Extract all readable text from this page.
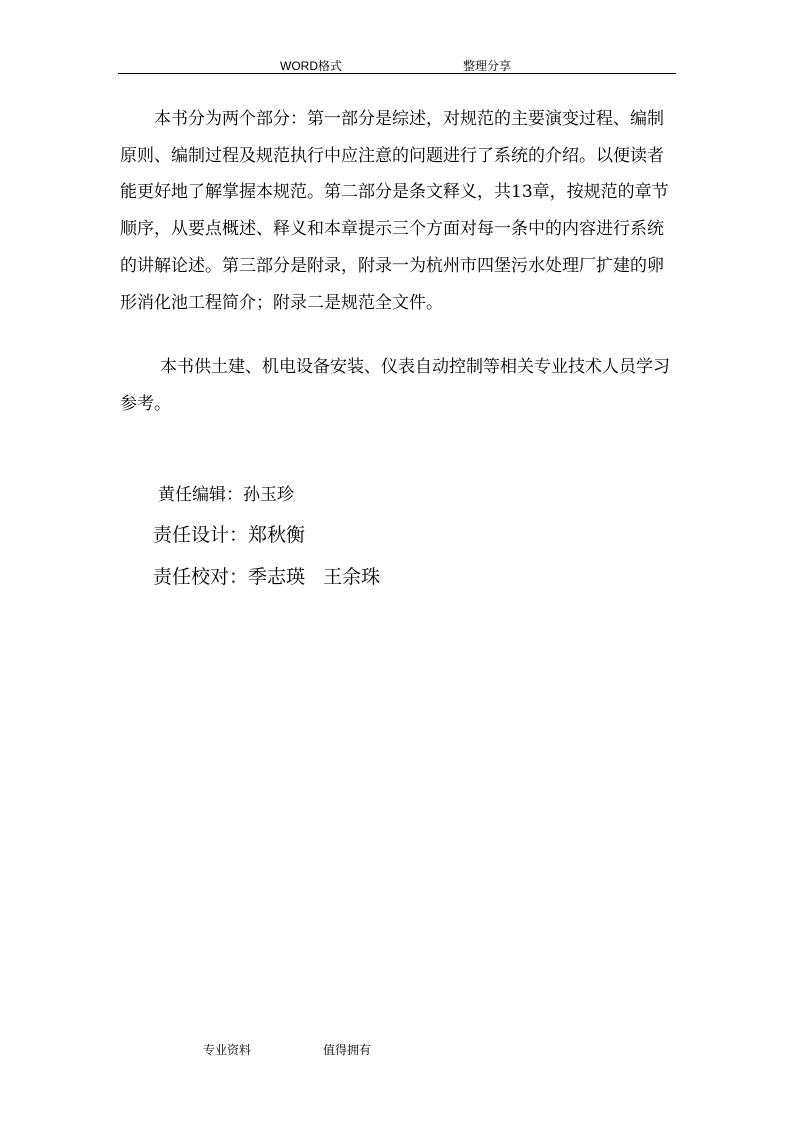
WORD格式	整理分享

本书分为两个部分：第一部分是综述，对规范的主要演变过程、编制原则、编制过程及规范执行中应注意的问题进行了系统的介绍。以便读者能更好地了解掌握本规范。第二部分是条文释义，共13章，按规范的章节顺序，从要点概述、释义和本章提示三个方面对每一条中的内容进行系统的讲解论述。第三部分是附录，附录一为杭州市四堡污水处理厂扩建的卵形消化池工程简介；附录二是规范全文件。

本书供土建、机电设备安装、仪表自动控制等相关专业技术人员学习参考。

黄任编辑：孙玉珍

责任设计：郑秋衡

责任校对：季志瑛   王余珠

专业资料	值得拥有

# WHAT IS NEEDED
Set the pictures aside and transcribe the data above exactly.

# SOLUTION
Extract all readable text from this page.
WORD格式	整理分享

本书分为两个部分：第一部分是综述，对规范的主要演变过程、编制原则、编制过程及规范执行中应注意的问题进行了系统的介绍。以便读者能更好地了解掌握本规范。第二部分是条文释义，共13章，按规范的章节顺序，从要点概述、释义和本章提示三个方面对每一条中的内容进行系统的讲解论述。第三部分是附录，附录一为杭州市四堡污水处理厂扩建的卵形消化池工程简介；附录二是规范全文件。

本书供土建、机电设备安装、仪表自动控制等相关专业技术人员学习参考。

黄任编辑：孙玉珍

责任设计：郑秋衡

责任校对：季志瑛   王余珠

专业资料	值得拥有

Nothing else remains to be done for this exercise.